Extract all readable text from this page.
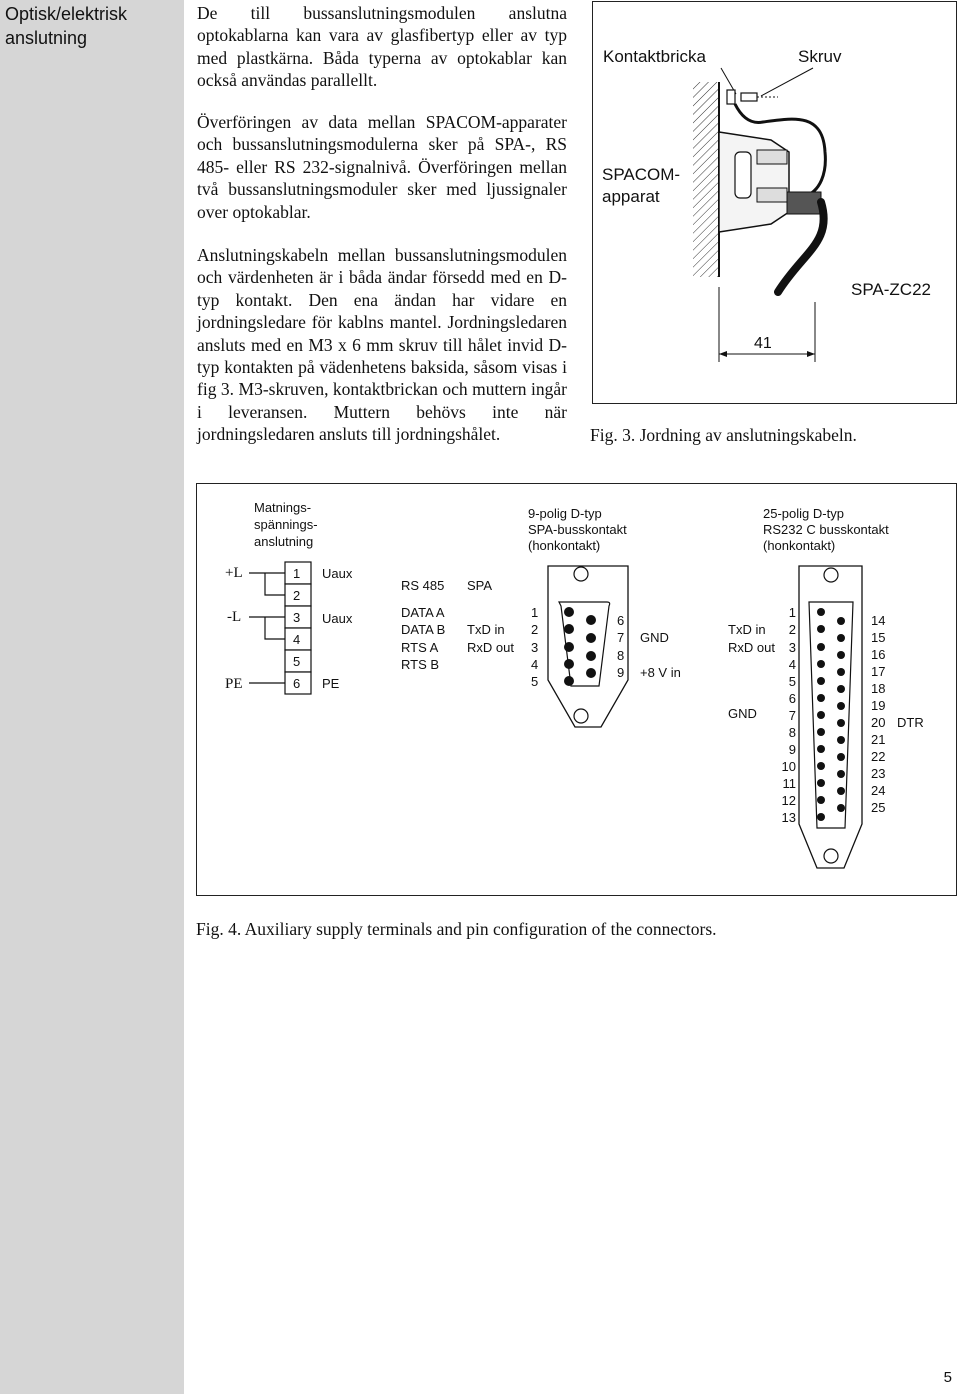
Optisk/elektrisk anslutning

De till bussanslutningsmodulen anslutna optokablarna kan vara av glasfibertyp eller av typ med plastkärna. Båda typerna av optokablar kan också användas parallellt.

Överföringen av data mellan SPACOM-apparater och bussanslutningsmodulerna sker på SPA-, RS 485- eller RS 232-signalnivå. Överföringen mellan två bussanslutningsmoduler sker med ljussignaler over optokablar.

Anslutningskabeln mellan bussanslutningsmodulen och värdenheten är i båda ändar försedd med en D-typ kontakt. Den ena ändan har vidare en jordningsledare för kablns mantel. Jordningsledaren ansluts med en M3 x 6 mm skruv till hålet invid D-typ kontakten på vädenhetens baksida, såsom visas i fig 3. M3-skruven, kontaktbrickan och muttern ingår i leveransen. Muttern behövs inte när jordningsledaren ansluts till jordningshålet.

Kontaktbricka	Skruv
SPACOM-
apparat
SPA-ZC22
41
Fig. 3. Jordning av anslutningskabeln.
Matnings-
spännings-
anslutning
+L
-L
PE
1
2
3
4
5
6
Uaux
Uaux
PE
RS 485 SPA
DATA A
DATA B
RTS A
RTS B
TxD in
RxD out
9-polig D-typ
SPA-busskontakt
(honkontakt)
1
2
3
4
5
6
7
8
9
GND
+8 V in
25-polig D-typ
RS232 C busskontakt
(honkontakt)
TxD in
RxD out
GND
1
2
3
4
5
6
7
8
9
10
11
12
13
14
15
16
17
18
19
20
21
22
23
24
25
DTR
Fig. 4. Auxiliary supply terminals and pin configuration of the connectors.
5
---
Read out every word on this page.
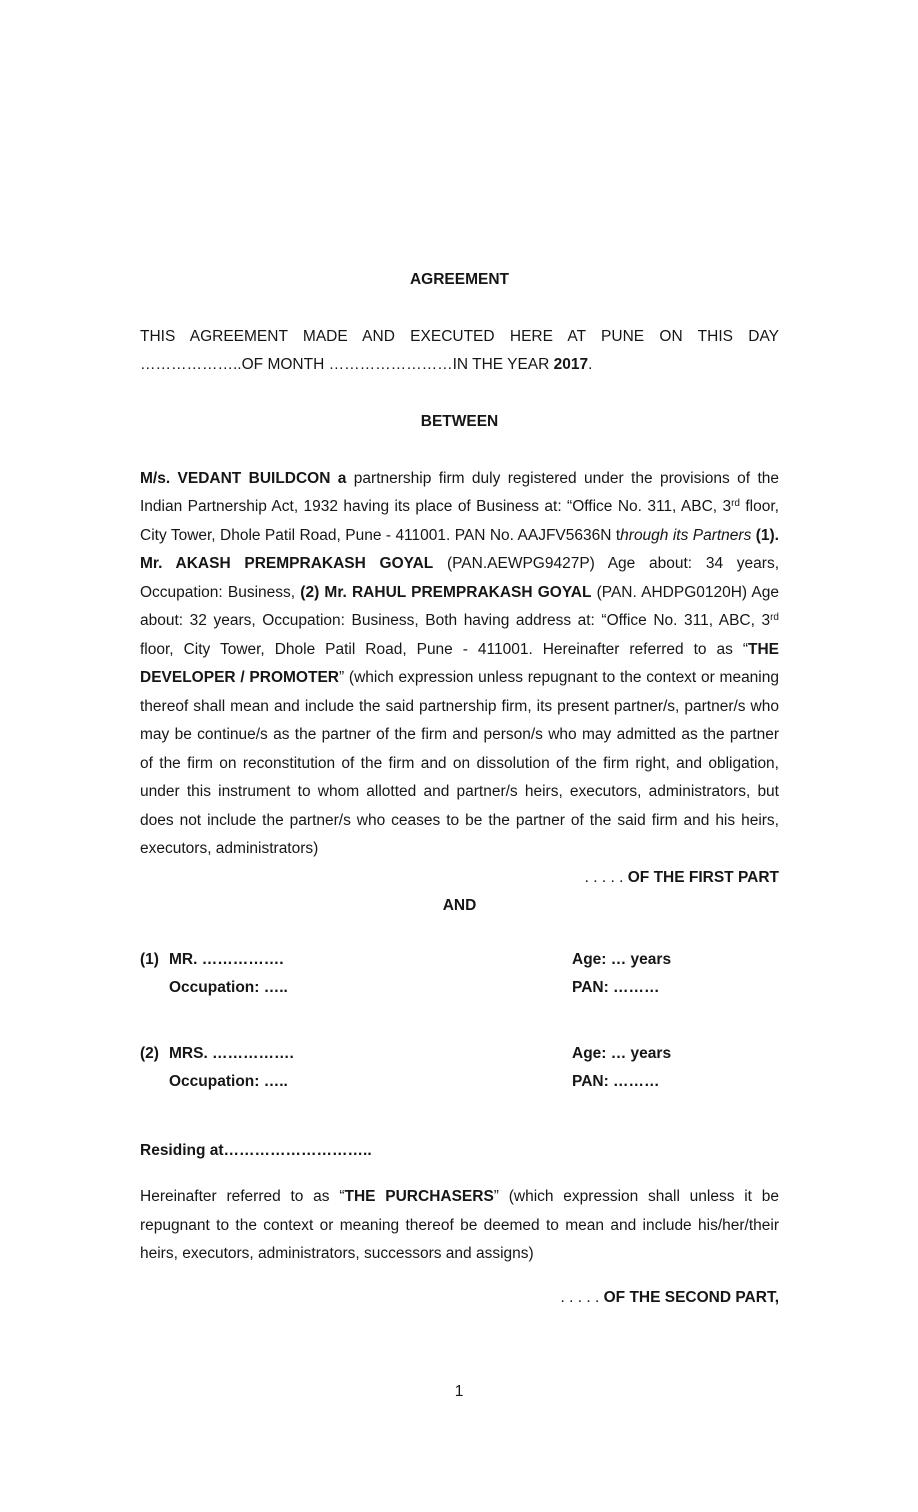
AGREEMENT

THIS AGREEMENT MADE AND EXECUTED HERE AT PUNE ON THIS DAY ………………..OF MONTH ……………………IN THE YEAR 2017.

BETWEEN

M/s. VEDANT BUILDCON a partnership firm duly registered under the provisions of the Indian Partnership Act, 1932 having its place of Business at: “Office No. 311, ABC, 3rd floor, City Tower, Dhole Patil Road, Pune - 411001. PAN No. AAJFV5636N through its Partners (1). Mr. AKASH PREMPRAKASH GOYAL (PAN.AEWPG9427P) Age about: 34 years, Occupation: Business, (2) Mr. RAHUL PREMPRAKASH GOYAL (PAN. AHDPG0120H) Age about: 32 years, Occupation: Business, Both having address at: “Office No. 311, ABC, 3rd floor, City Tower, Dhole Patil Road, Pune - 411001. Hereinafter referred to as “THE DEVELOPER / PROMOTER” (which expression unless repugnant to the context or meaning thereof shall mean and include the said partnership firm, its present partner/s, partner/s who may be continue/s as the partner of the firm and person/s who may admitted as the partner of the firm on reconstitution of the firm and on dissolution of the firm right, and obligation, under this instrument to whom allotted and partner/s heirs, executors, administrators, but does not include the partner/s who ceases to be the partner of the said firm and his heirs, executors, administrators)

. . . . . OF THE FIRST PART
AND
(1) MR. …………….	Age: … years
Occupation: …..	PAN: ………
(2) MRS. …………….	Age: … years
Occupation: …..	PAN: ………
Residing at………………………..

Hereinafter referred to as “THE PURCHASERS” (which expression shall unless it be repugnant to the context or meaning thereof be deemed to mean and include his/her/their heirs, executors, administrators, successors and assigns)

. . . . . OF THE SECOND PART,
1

Goal of the exercise:
Give the count of lines in the data shown above that contain "page", and nothing else.

Task answer:
2